* What the task requires
Copy every line of the records below word for word, without changing or leaving out anything.

——

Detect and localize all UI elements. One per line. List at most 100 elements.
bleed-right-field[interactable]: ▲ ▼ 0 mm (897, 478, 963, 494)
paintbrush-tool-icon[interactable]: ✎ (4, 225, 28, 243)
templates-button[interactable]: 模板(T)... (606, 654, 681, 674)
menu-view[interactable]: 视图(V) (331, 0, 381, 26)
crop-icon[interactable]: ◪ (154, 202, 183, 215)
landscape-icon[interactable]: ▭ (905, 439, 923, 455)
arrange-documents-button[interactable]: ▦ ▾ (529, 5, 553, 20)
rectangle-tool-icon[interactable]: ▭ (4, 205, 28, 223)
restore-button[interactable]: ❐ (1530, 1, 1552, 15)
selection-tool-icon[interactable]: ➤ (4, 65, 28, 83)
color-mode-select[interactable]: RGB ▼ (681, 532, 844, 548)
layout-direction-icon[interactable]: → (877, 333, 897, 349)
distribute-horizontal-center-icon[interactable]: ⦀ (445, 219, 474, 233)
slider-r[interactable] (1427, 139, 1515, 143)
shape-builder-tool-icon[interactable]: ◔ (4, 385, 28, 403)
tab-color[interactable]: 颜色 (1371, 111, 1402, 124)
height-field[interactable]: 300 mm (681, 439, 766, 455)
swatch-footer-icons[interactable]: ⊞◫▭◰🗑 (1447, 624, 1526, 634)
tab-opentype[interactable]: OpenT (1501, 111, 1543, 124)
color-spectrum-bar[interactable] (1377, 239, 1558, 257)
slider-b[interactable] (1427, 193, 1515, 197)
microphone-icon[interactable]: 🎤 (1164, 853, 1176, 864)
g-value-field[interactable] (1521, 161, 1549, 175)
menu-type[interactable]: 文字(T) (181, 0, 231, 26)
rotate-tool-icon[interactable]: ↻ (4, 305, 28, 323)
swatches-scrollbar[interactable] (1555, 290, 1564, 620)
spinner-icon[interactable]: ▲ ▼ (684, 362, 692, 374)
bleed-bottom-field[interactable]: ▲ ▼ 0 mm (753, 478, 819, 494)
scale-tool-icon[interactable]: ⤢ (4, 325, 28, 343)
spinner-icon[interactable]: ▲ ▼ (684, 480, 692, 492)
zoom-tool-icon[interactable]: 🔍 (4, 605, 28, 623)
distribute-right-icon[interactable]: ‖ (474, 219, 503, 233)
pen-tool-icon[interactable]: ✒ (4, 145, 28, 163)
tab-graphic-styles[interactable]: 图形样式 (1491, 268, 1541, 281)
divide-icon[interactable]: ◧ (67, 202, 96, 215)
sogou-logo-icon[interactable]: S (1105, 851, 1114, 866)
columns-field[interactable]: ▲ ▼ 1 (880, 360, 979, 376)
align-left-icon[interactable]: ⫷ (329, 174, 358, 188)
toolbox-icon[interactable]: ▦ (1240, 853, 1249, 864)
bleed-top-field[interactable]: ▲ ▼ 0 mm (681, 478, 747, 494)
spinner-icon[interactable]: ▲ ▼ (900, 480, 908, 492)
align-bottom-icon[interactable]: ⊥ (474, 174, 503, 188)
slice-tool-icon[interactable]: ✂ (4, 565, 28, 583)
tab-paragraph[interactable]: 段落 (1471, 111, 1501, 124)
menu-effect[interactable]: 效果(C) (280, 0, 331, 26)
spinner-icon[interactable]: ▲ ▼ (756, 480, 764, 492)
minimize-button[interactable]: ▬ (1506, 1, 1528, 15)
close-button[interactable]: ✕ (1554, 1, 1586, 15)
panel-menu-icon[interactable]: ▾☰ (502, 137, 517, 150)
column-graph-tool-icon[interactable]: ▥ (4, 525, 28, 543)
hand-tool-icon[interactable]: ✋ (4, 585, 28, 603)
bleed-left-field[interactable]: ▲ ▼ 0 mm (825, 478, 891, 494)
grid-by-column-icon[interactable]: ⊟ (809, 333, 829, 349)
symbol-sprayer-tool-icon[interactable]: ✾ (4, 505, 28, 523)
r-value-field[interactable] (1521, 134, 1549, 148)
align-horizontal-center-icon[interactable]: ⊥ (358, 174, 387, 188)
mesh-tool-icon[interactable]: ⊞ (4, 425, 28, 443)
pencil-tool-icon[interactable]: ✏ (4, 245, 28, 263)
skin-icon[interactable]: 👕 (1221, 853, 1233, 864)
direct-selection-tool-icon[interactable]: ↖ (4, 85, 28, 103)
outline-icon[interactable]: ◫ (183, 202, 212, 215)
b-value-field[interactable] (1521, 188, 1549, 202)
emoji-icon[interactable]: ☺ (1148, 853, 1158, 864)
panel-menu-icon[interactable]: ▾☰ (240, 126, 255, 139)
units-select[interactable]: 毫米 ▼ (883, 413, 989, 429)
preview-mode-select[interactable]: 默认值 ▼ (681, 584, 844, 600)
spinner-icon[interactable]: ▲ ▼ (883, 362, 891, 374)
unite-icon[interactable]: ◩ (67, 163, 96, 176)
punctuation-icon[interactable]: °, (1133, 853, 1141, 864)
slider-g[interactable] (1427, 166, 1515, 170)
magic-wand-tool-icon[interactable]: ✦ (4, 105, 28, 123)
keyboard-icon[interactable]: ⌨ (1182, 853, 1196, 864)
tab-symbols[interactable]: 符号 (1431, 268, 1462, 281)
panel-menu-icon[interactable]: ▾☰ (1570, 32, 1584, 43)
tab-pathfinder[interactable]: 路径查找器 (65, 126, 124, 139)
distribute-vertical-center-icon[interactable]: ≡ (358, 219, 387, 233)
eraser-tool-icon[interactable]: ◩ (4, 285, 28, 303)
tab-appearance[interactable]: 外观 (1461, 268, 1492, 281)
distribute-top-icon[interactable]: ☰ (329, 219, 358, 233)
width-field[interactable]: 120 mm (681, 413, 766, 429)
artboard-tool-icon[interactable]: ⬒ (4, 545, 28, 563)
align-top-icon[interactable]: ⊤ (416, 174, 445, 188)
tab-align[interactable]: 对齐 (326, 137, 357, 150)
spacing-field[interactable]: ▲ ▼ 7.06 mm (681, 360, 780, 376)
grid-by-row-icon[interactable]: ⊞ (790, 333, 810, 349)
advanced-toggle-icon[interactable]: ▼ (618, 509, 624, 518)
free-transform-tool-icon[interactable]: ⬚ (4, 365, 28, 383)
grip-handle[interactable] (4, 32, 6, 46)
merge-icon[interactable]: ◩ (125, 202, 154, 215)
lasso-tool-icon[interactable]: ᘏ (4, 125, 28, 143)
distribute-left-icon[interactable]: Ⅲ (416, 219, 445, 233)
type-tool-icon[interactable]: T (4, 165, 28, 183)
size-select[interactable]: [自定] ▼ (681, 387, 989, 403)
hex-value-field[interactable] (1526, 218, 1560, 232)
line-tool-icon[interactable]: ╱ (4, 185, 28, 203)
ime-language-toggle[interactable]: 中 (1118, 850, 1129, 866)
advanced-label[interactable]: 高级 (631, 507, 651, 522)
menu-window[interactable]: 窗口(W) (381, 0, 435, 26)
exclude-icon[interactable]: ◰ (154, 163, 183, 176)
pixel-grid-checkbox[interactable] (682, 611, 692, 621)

——

* Full solution
Detect and localize all UI elements. One per line. List at most 100 elements.
bleed-right-field[interactable]: ▲ ▼ 0 mm (897, 478, 963, 494)
paintbrush-tool-icon[interactable]: ✎ (4, 225, 28, 243)
templates-button[interactable]: 模板(T)... (606, 654, 681, 674)
menu-view[interactable]: 视图(V) (331, 0, 381, 26)
crop-icon[interactable]: ◪ (154, 202, 183, 215)
landscape-icon[interactable]: ▭ (905, 439, 923, 455)
arrange-documents-button[interactable]: ▦ ▾ (529, 5, 553, 20)
rectangle-tool-icon[interactable]: ▭ (4, 205, 28, 223)
restore-button[interactable]: ❐ (1530, 1, 1552, 15)
selection-tool-icon[interactable]: ➤ (4, 65, 28, 83)
color-mode-select[interactable]: RGB ▼ (681, 532, 844, 548)
layout-direction-icon[interactable]: → (877, 333, 897, 349)
distribute-horizontal-center-icon[interactable]: ⦀ (445, 219, 474, 233)
slider-r[interactable] (1427, 139, 1515, 143)
shape-builder-tool-icon[interactable]: ◔ (4, 385, 28, 403)
tab-color[interactable]: 颜色 (1371, 111, 1402, 124)
height-field[interactable]: 300 mm (681, 439, 766, 455)
swatch-footer-icons[interactable]: ⊞◫▭◰🗑 (1447, 624, 1526, 634)
tab-opentype[interactable]: OpenT (1501, 111, 1543, 124)
color-spectrum-bar[interactable] (1377, 239, 1558, 257)
slider-b[interactable] (1427, 193, 1515, 197)
microphone-icon[interactable]: 🎤 (1164, 853, 1176, 864)
g-value-field[interactable] (1521, 161, 1549, 175)
menu-type[interactable]: 文字(T) (181, 0, 231, 26)
rotate-tool-icon[interactable]: ↻ (4, 305, 28, 323)
swatches-scrollbar[interactable] (1555, 290, 1564, 620)
spinner-icon[interactable]: ▲ ▼ (684, 362, 692, 374)
bleed-bottom-field[interactable]: ▲ ▼ 0 mm (753, 478, 819, 494)
scale-tool-icon[interactable]: ⤢ (4, 325, 28, 343)
spinner-icon[interactable]: ▲ ▼ (684, 480, 692, 492)
zoom-tool-icon[interactable]: 🔍 (4, 605, 28, 623)
distribute-right-icon[interactable]: ‖ (474, 219, 503, 233)
pen-tool-icon[interactable]: ✒ (4, 145, 28, 163)
tab-graphic-styles[interactable]: 图形样式 (1491, 268, 1541, 281)
divide-icon[interactable]: ◧ (67, 202, 96, 215)
sogou-logo-icon[interactable]: S (1105, 851, 1114, 866)
columns-field[interactable]: ▲ ▼ 1 (880, 360, 979, 376)
align-left-icon[interactable]: ⫷ (329, 174, 358, 188)
toolbox-icon[interactable]: ▦ (1240, 853, 1249, 864)
bleed-top-field[interactable]: ▲ ▼ 0 mm (681, 478, 747, 494)
spinner-icon[interactable]: ▲ ▼ (900, 480, 908, 492)
align-bottom-icon[interactable]: ⊥ (474, 174, 503, 188)
slice-tool-icon[interactable]: ✂ (4, 565, 28, 583)
tab-paragraph[interactable]: 段落 (1471, 111, 1501, 124)
menu-effect[interactable]: 效果(C) (280, 0, 331, 26)
spinner-icon[interactable]: ▲ ▼ (756, 480, 764, 492)
minimize-button[interactable]: ▬ (1506, 1, 1528, 15)
close-button[interactable]: ✕ (1554, 1, 1586, 15)
panel-menu-icon[interactable]: ▾☰ (502, 137, 517, 150)
column-graph-tool-icon[interactable]: ▥ (4, 525, 28, 543)
hand-tool-icon[interactable]: ✋ (4, 585, 28, 603)
bleed-left-field[interactable]: ▲ ▼ 0 mm (825, 478, 891, 494)
grid-by-column-icon[interactable]: ⊟ (809, 333, 829, 349)
symbol-sprayer-tool-icon[interactable]: ✾ (4, 505, 28, 523)
r-value-field[interactable] (1521, 134, 1549, 148)
align-horizontal-center-icon[interactable]: ⊥ (358, 174, 387, 188)
mesh-tool-icon[interactable]: ⊞ (4, 425, 28, 443)
pencil-tool-icon[interactable]: ✏ (4, 245, 28, 263)
skin-icon[interactable]: 👕 (1221, 853, 1233, 864)
direct-selection-tool-icon[interactable]: ↖ (4, 85, 28, 103)
outline-icon[interactable]: ◫ (183, 202, 212, 215)
b-value-field[interactable] (1521, 188, 1549, 202)
emoji-icon[interactable]: ☺ (1148, 853, 1158, 864)
panel-menu-icon[interactable]: ▾☰ (240, 126, 255, 139)
units-select[interactable]: 毫米 ▼ (883, 413, 989, 429)
preview-mode-select[interactable]: 默认值 ▼ (681, 584, 844, 600)
spinner-icon[interactable]: ▲ ▼ (883, 362, 891, 374)
unite-icon[interactable]: ◩ (67, 163, 96, 176)
punctuation-icon[interactable]: °, (1133, 853, 1141, 864)
slider-g[interactable] (1427, 166, 1515, 170)
magic-wand-tool-icon[interactable]: ✦ (4, 105, 28, 123)
keyboard-icon[interactable]: ⌨ (1182, 853, 1196, 864)
tab-symbols[interactable]: 符号 (1431, 268, 1462, 281)
panel-menu-icon[interactable]: ▾☰ (1570, 32, 1584, 43)
tab-pathfinder[interactable]: 路径查找器 (65, 126, 124, 139)
distribute-vertical-center-icon[interactable]: ≡ (358, 219, 387, 233)
eraser-tool-icon[interactable]: ◩ (4, 285, 28, 303)
tab-appearance[interactable]: 外观 (1461, 268, 1492, 281)
distribute-top-icon[interactable]: ☰ (329, 219, 358, 233)
width-field[interactable]: 120 mm (681, 413, 766, 429)
artboard-tool-icon[interactable]: ⬒ (4, 545, 28, 563)
align-top-icon[interactable]: ⊤ (416, 174, 445, 188)
tab-align[interactable]: 对齐 (326, 137, 357, 150)
spacing-field[interactable]: ▲ ▼ 7.06 mm (681, 360, 780, 376)
grid-by-row-icon[interactable]: ⊞ (790, 333, 810, 349)
advanced-toggle-icon[interactable]: ▼ (618, 509, 624, 518)
free-transform-tool-icon[interactable]: ⬚ (4, 365, 28, 383)
grip-handle[interactable] (4, 32, 6, 46)
merge-icon[interactable]: ◩ (125, 202, 154, 215)
lasso-tool-icon[interactable]: ᘏ (4, 125, 28, 143)
distribute-left-icon[interactable]: Ⅲ (416, 219, 445, 233)
type-tool-icon[interactable]: T (4, 165, 28, 183)
size-select[interactable]: [自定] ▼ (681, 387, 989, 403)
hex-value-field[interactable] (1526, 218, 1560, 232)
line-tool-icon[interactable]: ╱ (4, 185, 28, 203)
ime-language-toggle[interactable]: 中 (1118, 850, 1129, 866)
advanced-label[interactable]: 高级 (631, 507, 651, 522)
menu-window[interactable]: 窗口(W) (381, 0, 435, 26)
exclude-icon[interactable]: ◰ (154, 163, 183, 176)
pixel-grid-checkbox[interactable] (682, 611, 692, 621)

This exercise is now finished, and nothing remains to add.